Begin Material for this exercise

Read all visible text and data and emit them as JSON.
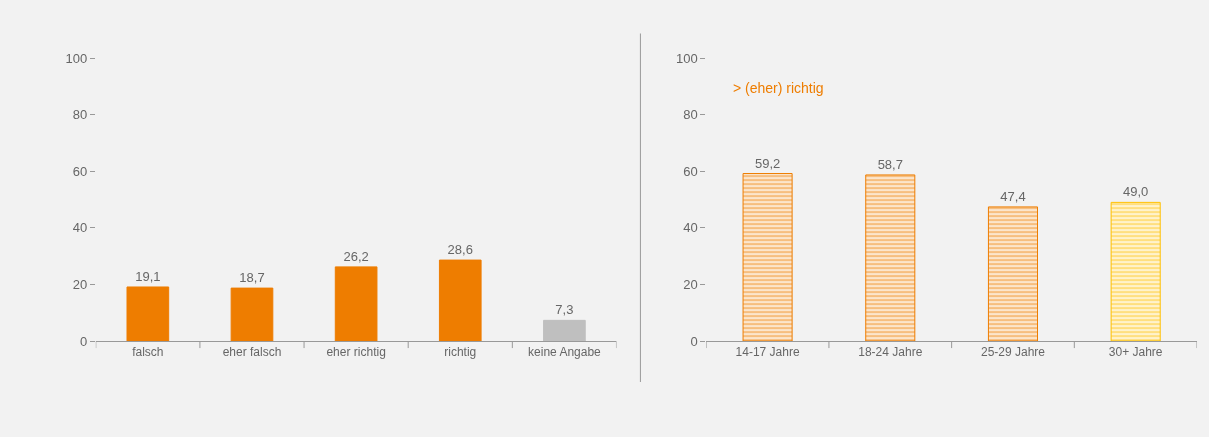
{
  "chart_data": [
    {
      "type": "bar",
      "categories": [
        "falsch",
        "eher falsch",
        "eher richtig",
        "richtig",
        "keine Angabe"
      ],
      "values": [
        19.1,
        18.7,
        26.2,
        28.6,
        7.3
      ],
      "colors": [
        "#ee7d00",
        "#ee7d00",
        "#ee7d00",
        "#ee7d00",
        "#bfbfbf"
      ],
      "value_labels": [
        "19,1",
        "18,7",
        "26,2",
        "28,6",
        "7,3"
      ],
      "ylim": [
        0,
        100
      ],
      "yticks": [
        0,
        20,
        40,
        60,
        80,
        100
      ],
      "grid": false
    },
    {
      "type": "bar",
      "categories": [
        "14-17 Jahre",
        "18-24 Jahre",
        "25-29 Jahre",
        "30+ Jahre"
      ],
      "values": [
        59.2,
        58.7,
        47.4,
        49.0
      ],
      "colors": [
        "#ee7d00",
        "#ee7d00",
        "#ee7d00",
        "#ffc000"
      ],
      "value_labels": [
        "59,2",
        "58,7",
        "47,4",
        "49,0"
      ],
      "annotations": [
        "> (eher) richtig"
      ],
      "ylim": [
        0,
        100
      ],
      "yticks": [
        0,
        20,
        40,
        60,
        80,
        100
      ],
      "grid": false
    }
  ]
}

End Material for this exercise

▶ **Instruction**: Write out the listing word for word, omitting the pictures it holds.

▶ **Problem solution**:
Read all visible text and data and emit them as JSON.
{
  "chart_data": [
    {
      "type": "bar",
      "categories": [
        "falsch",
        "eher falsch",
        "eher richtig",
        "richtig",
        "keine Angabe"
      ],
      "values": [
        19.1,
        18.7,
        26.2,
        28.6,
        7.3
      ],
      "colors": [
        "#ee7d00",
        "#ee7d00",
        "#ee7d00",
        "#ee7d00",
        "#bfbfbf"
      ],
      "value_labels": [
        "19,1",
        "18,7",
        "26,2",
        "28,6",
        "7,3"
      ],
      "ylim": [
        0,
        100
      ],
      "yticks": [
        0,
        20,
        40,
        60,
        80,
        100
      ],
      "grid": false
    },
    {
      "type": "bar",
      "categories": [
        "14-17 Jahre",
        "18-24 Jahre",
        "25-29 Jahre",
        "30+ Jahre"
      ],
      "values": [
        59.2,
        58.7,
        47.4,
        49.0
      ],
      "colors": [
        "#ee7d00",
        "#ee7d00",
        "#ee7d00",
        "#ffc000"
      ],
      "value_labels": [
        "59,2",
        "58,7",
        "47,4",
        "49,0"
      ],
      "annotations": [
        "> (eher) richtig"
      ],
      "ylim": [
        0,
        100
      ],
      "yticks": [
        0,
        20,
        40,
        60,
        80,
        100
      ],
      "grid": false
    }
  ]
}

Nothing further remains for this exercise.